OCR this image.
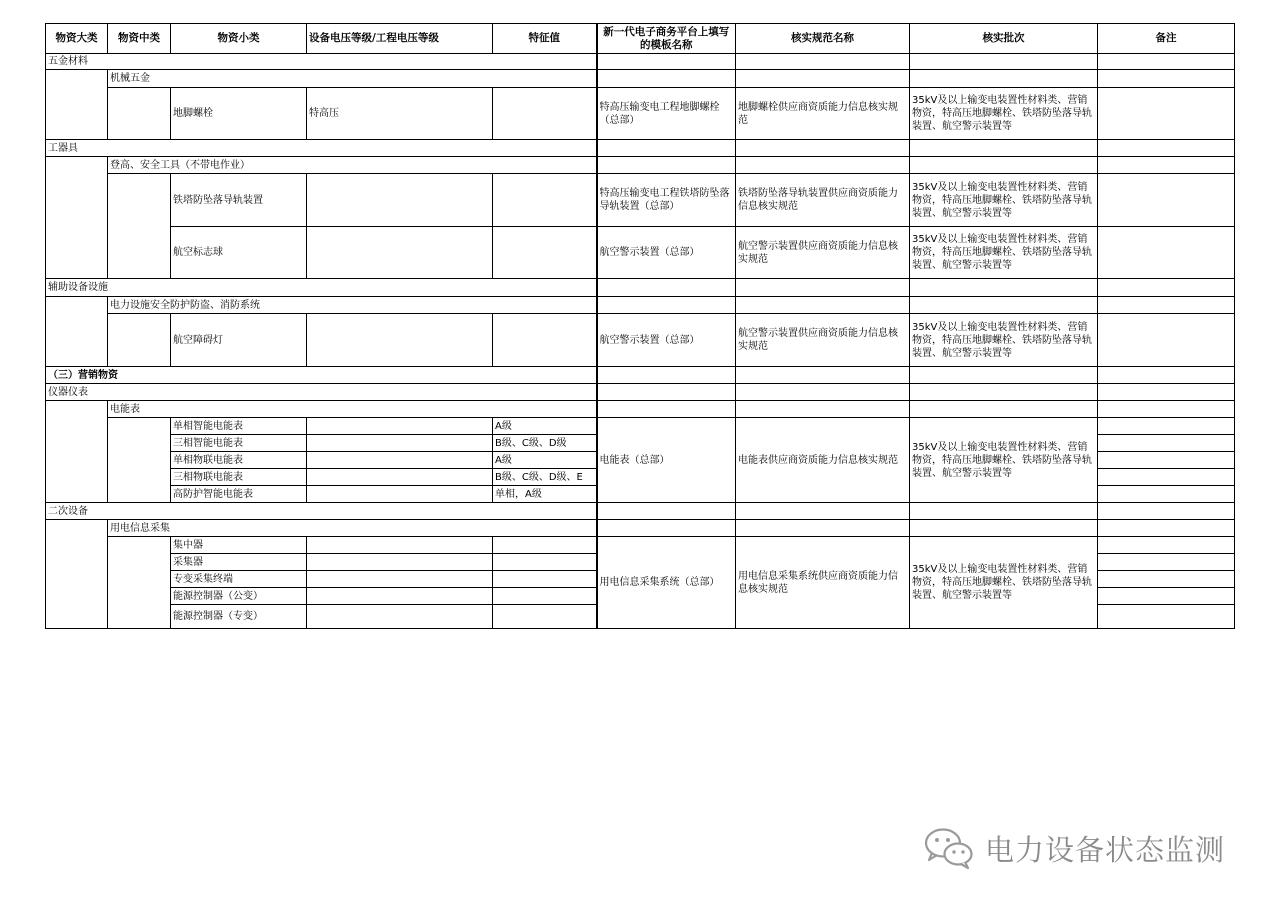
物资大类	物资中类	物资小类	设备电压等级/工程电压等级	特征值	新一代电子商务平台上填写的模板名称	核实规范名称	核实批次	备注
五金材料								
	机械五金							
		地脚螺栓	特高压		特高压输变电工程地脚螺栓（总部）	地脚螺栓供应商资质能力信息核实规范	35kV及以上输变电装置性材料类、营销物资，特高压地脚螺栓、铁塔防坠落导轨装置、航空警示装置等	
工器具								
	登高、安全工具（不带电作业）							
		铁塔防坠落导轨装置			特高压输变电工程铁塔防坠落导轨装置（总部）	铁塔防坠落导轨装置供应商资质能力信息核实规范	35kV及以上输变电装置性材料类、营销物资，特高压地脚螺栓、铁塔防坠落导轨装置、航空警示装置等	
		航空标志球			航空警示装置（总部）	航空警示装置供应商资质能力信息核实规范	35kV及以上输变电装置性材料类、营销物资，特高压地脚螺栓、铁塔防坠落导轨装置、航空警示装置等	
辅助设备设施								
	电力设施安全防护防盗、消防系统							
		航空障碍灯			航空警示装置（总部）	航空警示装置供应商资质能力信息核实规范	35kV及以上输变电装置性材料类、营销物资，特高压地脚螺栓、铁塔防坠落导轨装置、航空警示装置等	
（三）营销物资								
仪器仪表								
	电能表							
		单相智能电能表		A级	电能表（总部）	电能表供应商资质能力信息核实规范	35kV及以上输变电装置性材料类、营销物资，特高压地脚螺栓、铁塔防坠落导轨装置、航空警示装置等	
		三相智能电能表		B级、C级、D级				
		单相物联电能表		A级				
		三相物联电能表		B级、C级、D级、E				
		高防护智能电能表		单相，A级				
二次设备								
	用电信息采集							
		集中器			用电信息采集系统（总部）	用电信息采集系统供应商资质能力信息核实规范	35kV及以上输变电装置性材料类、营销物资，特高压地脚螺栓、铁塔防坠落导轨装置、航空警示装置等	
		采集器						
		专变采集终端						
		能源控制器（公变）						
		能源控制器（专变）						
电力设备状态监测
========================================
■ **Task**
Your copy of the data above should match it exactly, except that pictures are left out.

■ **Solution to this exercise**
OCR this image.
物资大类	物资中类	物资小类	设备电压等级/工程电压等级	特征值	新一代电子商务平台上填写的模板名称	核实规范名称	核实批次	备注
五金材料								
	机械五金							
		地脚螺栓	特高压		特高压输变电工程地脚螺栓（总部）	地脚螺栓供应商资质能力信息核实规范	35kV及以上输变电装置性材料类、营销物资，特高压地脚螺栓、铁塔防坠落导轨装置、航空警示装置等	
工器具								
	登高、安全工具（不带电作业）							
		铁塔防坠落导轨装置			特高压输变电工程铁塔防坠落导轨装置（总部）	铁塔防坠落导轨装置供应商资质能力信息核实规范	35kV及以上输变电装置性材料类、营销物资，特高压地脚螺栓、铁塔防坠落导轨装置、航空警示装置等	
		航空标志球			航空警示装置（总部）	航空警示装置供应商资质能力信息核实规范	35kV及以上输变电装置性材料类、营销物资，特高压地脚螺栓、铁塔防坠落导轨装置、航空警示装置等	
辅助设备设施								
	电力设施安全防护防盗、消防系统							
		航空障碍灯			航空警示装置（总部）	航空警示装置供应商资质能力信息核实规范	35kV及以上输变电装置性材料类、营销物资，特高压地脚螺栓、铁塔防坠落导轨装置、航空警示装置等	
（三）营销物资								
仪器仪表								
	电能表							
		单相智能电能表		A级	电能表（总部）	电能表供应商资质能力信息核实规范	35kV及以上输变电装置性材料类、营销物资，特高压地脚螺栓、铁塔防坠落导轨装置、航空警示装置等	
		三相智能电能表		B级、C级、D级				
		单相物联电能表		A级				
		三相物联电能表		B级、C级、D级、E				
		高防护智能电能表		单相，A级				
二次设备								
	用电信息采集							
		集中器			用电信息采集系统（总部）	用电信息采集系统供应商资质能力信息核实规范	35kV及以上输变电装置性材料类、营销物资，特高压地脚螺栓、铁塔防坠落导轨装置、航空警示装置等	
		采集器						
		专变采集终端						
		能源控制器（公变）						
		能源控制器（专变）						
电力设备状态监测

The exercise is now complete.